» Instructions to follow: Your task is to copy the material exactly.

» Record set:
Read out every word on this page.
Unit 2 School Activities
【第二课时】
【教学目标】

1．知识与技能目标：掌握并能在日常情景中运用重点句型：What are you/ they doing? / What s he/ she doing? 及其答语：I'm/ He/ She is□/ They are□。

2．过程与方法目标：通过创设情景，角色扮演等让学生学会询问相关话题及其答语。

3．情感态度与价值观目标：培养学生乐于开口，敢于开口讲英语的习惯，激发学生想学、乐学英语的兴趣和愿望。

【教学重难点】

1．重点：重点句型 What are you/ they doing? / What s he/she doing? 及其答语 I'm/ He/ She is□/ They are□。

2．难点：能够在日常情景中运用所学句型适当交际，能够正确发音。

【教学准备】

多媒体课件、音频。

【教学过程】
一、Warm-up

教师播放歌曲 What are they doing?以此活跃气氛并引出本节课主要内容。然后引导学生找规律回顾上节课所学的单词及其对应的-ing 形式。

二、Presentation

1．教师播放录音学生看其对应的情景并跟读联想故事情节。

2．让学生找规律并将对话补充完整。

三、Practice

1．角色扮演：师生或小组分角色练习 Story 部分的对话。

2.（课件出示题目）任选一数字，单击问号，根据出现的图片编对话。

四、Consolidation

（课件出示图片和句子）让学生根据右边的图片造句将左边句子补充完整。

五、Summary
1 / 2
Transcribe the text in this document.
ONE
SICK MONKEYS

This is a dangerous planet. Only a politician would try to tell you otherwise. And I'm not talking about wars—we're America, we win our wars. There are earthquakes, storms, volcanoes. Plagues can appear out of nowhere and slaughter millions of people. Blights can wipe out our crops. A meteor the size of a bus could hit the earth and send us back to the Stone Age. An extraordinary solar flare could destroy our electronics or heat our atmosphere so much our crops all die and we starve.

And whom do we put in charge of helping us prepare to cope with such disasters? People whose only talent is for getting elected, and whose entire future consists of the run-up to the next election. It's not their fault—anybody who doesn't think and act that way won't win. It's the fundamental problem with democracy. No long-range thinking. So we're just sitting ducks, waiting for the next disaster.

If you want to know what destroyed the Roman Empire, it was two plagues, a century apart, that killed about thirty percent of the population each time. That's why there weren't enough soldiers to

» Solution below:
Read out every word on this page.
Unit 2 School Activities
【第二课时】
【教学目标】

1．知识与技能目标：掌握并能在日常情景中运用重点句型：What are you/ they doing? / What s he/ she doing? 及其答语：I'm/ He/ She is□/ They are□。

2．过程与方法目标：通过创设情景，角色扮演等让学生学会询问相关话题及其答语。

3．情感态度与价值观目标：培养学生乐于开口，敢于开口讲英语的习惯，激发学生想学、乐学英语的兴趣和愿望。

【教学重难点】

1．重点：重点句型 What are you/ they doing? / What s he/she doing? 及其答语 I'm/ He/ She is□/ They are□。

2．难点：能够在日常情景中运用所学句型适当交际，能够正确发音。

【教学准备】

多媒体课件、音频。

【教学过程】
一、Warm-up

教师播放歌曲 What are they doing?以此活跃气氛并引出本节课主要内容。然后引导学生找规律回顾上节课所学的单词及其对应的-ing 形式。

二、Presentation

1．教师播放录音学生看其对应的情景并跟读联想故事情节。

2．让学生找规律并将对话补充完整。

三、Practice

1．角色扮演：师生或小组分角色练习 Story 部分的对话。

2.（课件出示题目）任选一数字，单击问号，根据出现的图片编对话。

四、Consolidation

（课件出示图片和句子）让学生根据右边的图片造句将左边句子补充完整。

五、Summary
1 / 2
Transcribe the text in this document.
ONE
SICK MONKEYS

This is a dangerous planet. Only a politician would try to tell you otherwise. And I'm not talking about wars—we're America, we win our wars. There are earthquakes, storms, volcanoes. Plagues can appear out of nowhere and slaughter millions of people. Blights can wipe out our crops. A meteor the size of a bus could hit the earth and send us back to the Stone Age. An extraordinary solar flare could destroy our electronics or heat our atmosphere so much our crops all die and we starve.

And whom do we put in charge of helping us prepare to cope with such disasters? People whose only talent is for getting elected, and whose entire future consists of the run-up to the next election. It's not their fault—anybody who doesn't think and act that way won't win. It's the fundamental problem with democracy. No long-range thinking. So we're just sitting ducks, waiting for the next disaster.

If you want to know what destroyed the Roman Empire, it was two plagues, a century apart, that killed about thirty percent of the population each time. That's why there weren't enough soldiers to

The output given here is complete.